(THE TASK) The records below should be written out again, exactly.

Data records
══════════════════════════════
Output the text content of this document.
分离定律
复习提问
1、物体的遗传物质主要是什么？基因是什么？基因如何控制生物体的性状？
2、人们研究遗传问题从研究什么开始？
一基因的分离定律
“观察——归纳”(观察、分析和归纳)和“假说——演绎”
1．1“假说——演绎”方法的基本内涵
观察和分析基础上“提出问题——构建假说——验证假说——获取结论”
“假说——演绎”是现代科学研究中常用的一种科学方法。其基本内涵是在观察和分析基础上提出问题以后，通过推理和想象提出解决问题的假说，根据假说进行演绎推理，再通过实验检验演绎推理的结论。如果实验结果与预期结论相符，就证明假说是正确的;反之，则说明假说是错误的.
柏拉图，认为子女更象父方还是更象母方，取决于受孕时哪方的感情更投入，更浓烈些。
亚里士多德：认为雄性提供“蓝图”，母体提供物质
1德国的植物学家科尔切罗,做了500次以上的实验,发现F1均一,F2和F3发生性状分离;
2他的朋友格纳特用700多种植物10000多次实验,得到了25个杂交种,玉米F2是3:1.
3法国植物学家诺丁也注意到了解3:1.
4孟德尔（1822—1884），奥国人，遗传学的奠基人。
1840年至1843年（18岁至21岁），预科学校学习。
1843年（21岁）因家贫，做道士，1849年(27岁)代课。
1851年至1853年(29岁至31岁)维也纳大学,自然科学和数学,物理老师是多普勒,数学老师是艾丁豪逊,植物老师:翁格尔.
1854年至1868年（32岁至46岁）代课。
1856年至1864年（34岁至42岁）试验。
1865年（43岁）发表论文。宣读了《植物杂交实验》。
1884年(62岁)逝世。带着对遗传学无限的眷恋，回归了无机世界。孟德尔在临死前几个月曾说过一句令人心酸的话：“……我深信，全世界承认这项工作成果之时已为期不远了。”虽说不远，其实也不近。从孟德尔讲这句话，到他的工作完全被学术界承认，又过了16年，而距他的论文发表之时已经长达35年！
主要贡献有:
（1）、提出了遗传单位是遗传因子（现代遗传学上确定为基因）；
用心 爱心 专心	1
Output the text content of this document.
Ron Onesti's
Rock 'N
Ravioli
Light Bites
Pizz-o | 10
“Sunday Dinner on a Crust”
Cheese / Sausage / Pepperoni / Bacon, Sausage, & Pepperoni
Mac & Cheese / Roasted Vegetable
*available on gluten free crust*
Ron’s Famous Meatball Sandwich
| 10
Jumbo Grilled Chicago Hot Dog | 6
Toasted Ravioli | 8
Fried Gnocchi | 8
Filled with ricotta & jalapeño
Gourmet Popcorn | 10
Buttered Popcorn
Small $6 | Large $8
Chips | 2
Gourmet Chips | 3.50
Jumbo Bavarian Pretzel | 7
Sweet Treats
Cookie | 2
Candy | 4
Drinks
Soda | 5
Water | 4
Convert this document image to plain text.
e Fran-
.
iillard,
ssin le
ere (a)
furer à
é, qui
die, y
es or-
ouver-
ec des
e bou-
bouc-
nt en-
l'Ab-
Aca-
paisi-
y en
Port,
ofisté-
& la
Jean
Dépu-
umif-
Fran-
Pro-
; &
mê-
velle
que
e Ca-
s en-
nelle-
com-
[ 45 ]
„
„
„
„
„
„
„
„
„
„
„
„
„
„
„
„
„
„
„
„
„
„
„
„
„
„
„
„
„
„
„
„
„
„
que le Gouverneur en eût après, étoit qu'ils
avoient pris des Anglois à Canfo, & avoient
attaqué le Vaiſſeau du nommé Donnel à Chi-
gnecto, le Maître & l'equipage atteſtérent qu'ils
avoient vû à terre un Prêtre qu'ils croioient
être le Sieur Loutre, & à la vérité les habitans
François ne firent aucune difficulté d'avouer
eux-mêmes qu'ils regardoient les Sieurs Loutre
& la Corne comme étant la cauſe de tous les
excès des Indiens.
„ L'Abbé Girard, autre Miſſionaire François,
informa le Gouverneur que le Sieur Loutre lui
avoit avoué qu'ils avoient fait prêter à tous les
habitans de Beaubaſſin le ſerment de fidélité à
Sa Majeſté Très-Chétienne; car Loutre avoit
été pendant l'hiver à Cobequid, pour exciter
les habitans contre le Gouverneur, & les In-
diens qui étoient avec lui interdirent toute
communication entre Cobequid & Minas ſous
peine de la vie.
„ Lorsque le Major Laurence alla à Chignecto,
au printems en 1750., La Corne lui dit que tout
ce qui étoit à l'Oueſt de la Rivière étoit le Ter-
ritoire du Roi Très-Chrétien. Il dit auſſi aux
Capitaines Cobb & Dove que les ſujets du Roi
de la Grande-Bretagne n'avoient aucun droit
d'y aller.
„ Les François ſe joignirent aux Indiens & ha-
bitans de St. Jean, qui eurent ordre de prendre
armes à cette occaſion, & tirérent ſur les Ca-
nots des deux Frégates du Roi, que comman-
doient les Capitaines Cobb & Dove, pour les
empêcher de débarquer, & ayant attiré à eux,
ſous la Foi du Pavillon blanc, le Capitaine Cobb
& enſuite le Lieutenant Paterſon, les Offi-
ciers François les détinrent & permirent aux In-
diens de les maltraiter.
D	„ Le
══════════════════════════════
(EXPECTED ANSWER)
Output the text content of this document.
分离定律
复习提问
1、物体的遗传物质主要是什么？基因是什么？基因如何控制生物体的性状？
2、人们研究遗传问题从研究什么开始？
一基因的分离定律
“观察——归纳”(观察、分析和归纳)和“假说——演绎”
1．1“假说——演绎”方法的基本内涵
观察和分析基础上“提出问题——构建假说——验证假说——获取结论”
“假说——演绎”是现代科学研究中常用的一种科学方法。其基本内涵是在观察和分析基础上提出问题以后，通过推理和想象提出解决问题的假说，根据假说进行演绎推理，再通过实验检验演绎推理的结论。如果实验结果与预期结论相符，就证明假说是正确的;反之，则说明假说是错误的.
柏拉图，认为子女更象父方还是更象母方，取决于受孕时哪方的感情更投入，更浓烈些。
亚里士多德：认为雄性提供“蓝图”，母体提供物质
1德国的植物学家科尔切罗,做了500次以上的实验,发现F1均一,F2和F3发生性状分离;
2他的朋友格纳特用700多种植物10000多次实验,得到了25个杂交种,玉米F2是3:1.
3法国植物学家诺丁也注意到了解3:1.
4孟德尔（1822—1884），奥国人，遗传学的奠基人。
1840年至1843年（18岁至21岁），预科学校学习。
1843年（21岁）因家贫，做道士，1849年(27岁)代课。
1851年至1853年(29岁至31岁)维也纳大学,自然科学和数学,物理老师是多普勒,数学老师是艾丁豪逊,植物老师:翁格尔.
1854年至1868年（32岁至46岁）代课。
1856年至1864年（34岁至42岁）试验。
1865年（43岁）发表论文。宣读了《植物杂交实验》。
1884年(62岁)逝世。带着对遗传学无限的眷恋，回归了无机世界。孟德尔在临死前几个月曾说过一句令人心酸的话：“……我深信，全世界承认这项工作成果之时已为期不远了。”虽说不远，其实也不近。从孟德尔讲这句话，到他的工作完全被学术界承认，又过了16年，而距他的论文发表之时已经长达35年！
主要贡献有:
（1）、提出了遗传单位是遗传因子（现代遗传学上确定为基因）；
用心 爱心 专心	1
Output the text content of this document.
Ron Onesti's
Rock 'N
Ravioli
Light Bites
Pizz-o | 10
“Sunday Dinner on a Crust”
Cheese / Sausage / Pepperoni / Bacon, Sausage, & Pepperoni
Mac & Cheese / Roasted Vegetable
*available on gluten free crust*
Ron’s Famous Meatball Sandwich
| 10
Jumbo Grilled Chicago Hot Dog | 6
Toasted Ravioli | 8
Fried Gnocchi | 8
Filled with ricotta & jalapeño
Gourmet Popcorn | 10
Buttered Popcorn
Small $6 | Large $8
Chips | 2
Gourmet Chips | 3.50
Jumbo Bavarian Pretzel | 7
Sweet Treats
Cookie | 2
Candy | 4
Drinks
Soda | 5
Water | 4
Convert this document image to plain text.
e Fran-
.
iillard,
ssin le
ere (a)
furer à
é, qui
die, y
es or-
ouver-
ec des
e bou-
bouc-
nt en-
l'Ab-
Aca-
paisi-
y en
Port,
ofisté-
& la
Jean
Dépu-
umif-
Fran-
Pro-
; &
mê-
velle
que
e Ca-
s en-
nelle-
com-
[ 45 ]
„
„
„
„
„
„
„
„
„
„
„
„
„
„
„
„
„
„
„
„
„
„
„
„
„
„
„
„
„
„
„
„
„
„
que le Gouverneur en eût après, étoit qu'ils
avoient pris des Anglois à Canfo, & avoient
attaqué le Vaiſſeau du nommé Donnel à Chi-
gnecto, le Maître & l'equipage atteſtérent qu'ils
avoient vû à terre un Prêtre qu'ils croioient
être le Sieur Loutre, & à la vérité les habitans
François ne firent aucune difficulté d'avouer
eux-mêmes qu'ils regardoient les Sieurs Loutre
& la Corne comme étant la cauſe de tous les
excès des Indiens.
„ L'Abbé Girard, autre Miſſionaire François,
informa le Gouverneur que le Sieur Loutre lui
avoit avoué qu'ils avoient fait prêter à tous les
habitans de Beaubaſſin le ſerment de fidélité à
Sa Majeſté Très-Chétienne; car Loutre avoit
été pendant l'hiver à Cobequid, pour exciter
les habitans contre le Gouverneur, & les In-
diens qui étoient avec lui interdirent toute
communication entre Cobequid & Minas ſous
peine de la vie.
„ Lorsque le Major Laurence alla à Chignecto,
au printems en 1750., La Corne lui dit que tout
ce qui étoit à l'Oueſt de la Rivière étoit le Ter-
ritoire du Roi Très-Chrétien. Il dit auſſi aux
Capitaines Cobb & Dove que les ſujets du Roi
de la Grande-Bretagne n'avoient aucun droit
d'y aller.
„ Les François ſe joignirent aux Indiens & ha-
bitans de St. Jean, qui eurent ordre de prendre
armes à cette occaſion, & tirérent ſur les Ca-
nots des deux Frégates du Roi, que comman-
doient les Capitaines Cobb & Dove, pour les
empêcher de débarquer, & ayant attiré à eux,
ſous la Foi du Pavillon blanc, le Capitaine Cobb
& enſuite le Lieutenant Paterſon, les Offi-
ciers François les détinrent & permirent aux In-
diens de les maltraiter.
D	„ Le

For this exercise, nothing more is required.